◆ JOBS ◆
a) In the text about "Gotta Serve Somebody", rewrite the passage from "Bob Dylan singles" to "and Dylan (2007).", replacing "opening track" with "lead-off track".
b) According to the text about "Gotta Serve Somebody", which Grammy Award did the song win, and in what year?

Start TEXT PROVIDED

Single by Bob Dylan

from the album Slow Train Coming
- B-side: "Trouble in Mind"
- Released: August 20, 1979
- Recorded: May 4, 1979
- Studio: Muscle Shoals Sound Studios
- Genre: Blues rock; Christian rock; pop rock; funk; gospel;
- Length: 5:25
- Label: Columbia
- Songwriter: Bob Dylan
- Producers: Jerry Wexler; Barry Beckett;

Bob Dylan singles chronology
| "Changing of the Guards" (1978) | "Gotta Serve Somebody" (1979) | "Precious Angel" (1979) |

Audio sample
- file; help;

= Gotta Serve Somebody =

1979 single Bob Dylan

"Gotta Serve Somebody" is a song written and performed by American singer-songwriter Bob Dylan, released as the opening track on his 1979 studio album Slow Train Coming. It won the Grammy Award for Best Rock Vocal Performance by a Male in 1980. It was later anthologized on the compilation albums Biograph (1985), Bob Dylan's Greatest Hits Volume 3 (1994), The Essential Bob Dylan (2000), The Best of Bob Dylan and Dylan (2007).

End TEXT PROVIDED
Start DATA

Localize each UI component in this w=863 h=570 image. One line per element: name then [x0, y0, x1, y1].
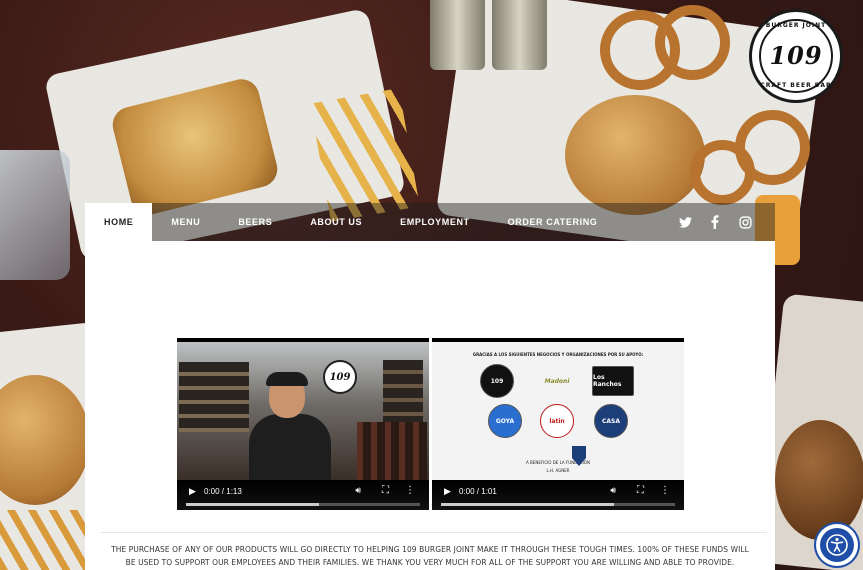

End DATA
Start DATA

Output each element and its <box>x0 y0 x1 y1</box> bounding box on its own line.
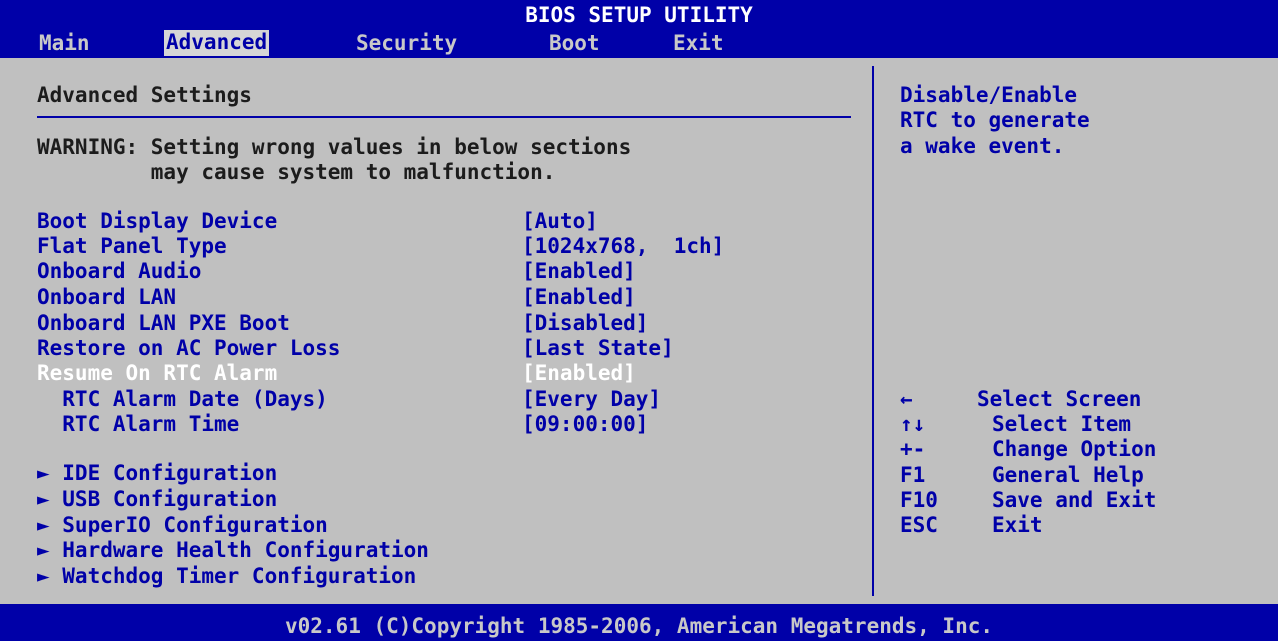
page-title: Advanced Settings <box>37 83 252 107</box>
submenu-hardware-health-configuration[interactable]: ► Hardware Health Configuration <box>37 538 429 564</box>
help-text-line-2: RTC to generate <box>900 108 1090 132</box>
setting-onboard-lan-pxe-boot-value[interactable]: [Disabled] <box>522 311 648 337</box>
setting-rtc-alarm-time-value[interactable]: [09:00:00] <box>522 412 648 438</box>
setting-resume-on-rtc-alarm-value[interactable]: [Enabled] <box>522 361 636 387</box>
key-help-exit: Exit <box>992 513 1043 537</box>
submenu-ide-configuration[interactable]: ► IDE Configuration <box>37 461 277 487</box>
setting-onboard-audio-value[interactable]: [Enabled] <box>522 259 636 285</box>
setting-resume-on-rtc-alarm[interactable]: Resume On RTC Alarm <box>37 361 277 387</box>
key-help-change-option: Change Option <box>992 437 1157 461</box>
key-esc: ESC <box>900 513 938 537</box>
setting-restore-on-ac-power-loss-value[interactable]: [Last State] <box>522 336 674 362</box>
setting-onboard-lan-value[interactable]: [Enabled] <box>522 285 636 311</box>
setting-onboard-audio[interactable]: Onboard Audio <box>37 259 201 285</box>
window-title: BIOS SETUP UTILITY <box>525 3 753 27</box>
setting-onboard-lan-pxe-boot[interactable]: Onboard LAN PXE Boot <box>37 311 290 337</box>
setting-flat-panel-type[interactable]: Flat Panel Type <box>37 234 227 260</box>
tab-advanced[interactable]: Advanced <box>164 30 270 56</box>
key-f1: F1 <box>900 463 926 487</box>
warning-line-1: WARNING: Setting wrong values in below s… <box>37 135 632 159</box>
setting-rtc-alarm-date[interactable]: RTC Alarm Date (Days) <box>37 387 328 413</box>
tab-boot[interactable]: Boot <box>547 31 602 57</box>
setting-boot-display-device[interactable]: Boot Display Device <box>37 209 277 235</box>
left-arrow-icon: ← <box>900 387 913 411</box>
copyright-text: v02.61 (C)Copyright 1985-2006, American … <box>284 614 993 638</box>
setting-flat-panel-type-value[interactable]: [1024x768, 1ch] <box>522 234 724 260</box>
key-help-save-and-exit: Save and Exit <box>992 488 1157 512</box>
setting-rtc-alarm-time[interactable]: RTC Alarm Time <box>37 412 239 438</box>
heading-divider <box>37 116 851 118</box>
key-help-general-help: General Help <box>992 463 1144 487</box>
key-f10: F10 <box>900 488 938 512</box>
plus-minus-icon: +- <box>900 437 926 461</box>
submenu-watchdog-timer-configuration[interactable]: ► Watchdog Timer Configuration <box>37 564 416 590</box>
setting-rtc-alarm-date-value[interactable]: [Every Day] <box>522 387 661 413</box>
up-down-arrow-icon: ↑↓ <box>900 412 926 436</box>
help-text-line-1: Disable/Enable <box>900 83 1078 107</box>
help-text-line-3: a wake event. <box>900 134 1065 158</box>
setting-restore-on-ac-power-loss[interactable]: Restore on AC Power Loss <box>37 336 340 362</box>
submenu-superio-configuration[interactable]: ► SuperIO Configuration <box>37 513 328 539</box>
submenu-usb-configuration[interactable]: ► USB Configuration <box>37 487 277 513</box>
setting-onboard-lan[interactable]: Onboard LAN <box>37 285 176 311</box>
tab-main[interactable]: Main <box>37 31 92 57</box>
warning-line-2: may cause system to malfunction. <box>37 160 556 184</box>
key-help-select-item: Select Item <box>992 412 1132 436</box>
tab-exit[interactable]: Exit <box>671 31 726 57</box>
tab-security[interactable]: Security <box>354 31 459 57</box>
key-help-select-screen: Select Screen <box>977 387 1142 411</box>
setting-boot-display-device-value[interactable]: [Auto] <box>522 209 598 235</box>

End DATA

◆ OUTPUTS BY TASK ◆
a)
Bob Dylan singles chronology
| "Changing of the Guards" (1978) | "Gotta Serve Somebody" (1979) | "Precious Angel" (1979) |

Audio sample
- file; help;

= Gotta Serve Somebody =

1979 single Bob Dylan

"Gotta Serve Somebody" is a song written and performed by American singer-songwriter Bob Dylan, released as the lead-off track on his 1979 studio album Slow Train Coming. It won the Grammy Award for Best Rock Vocal Performance by a Male in 1980. It was later anthologized on the compilation albums Biograph (1985), Bob Dylan's Greatest Hits Volume 3 (1994), The Essential Bob Dylan (2000), The Best of Bob Dylan and Dylan (2007).

b) Best Rock Vocal Performance by a Male, in 1980.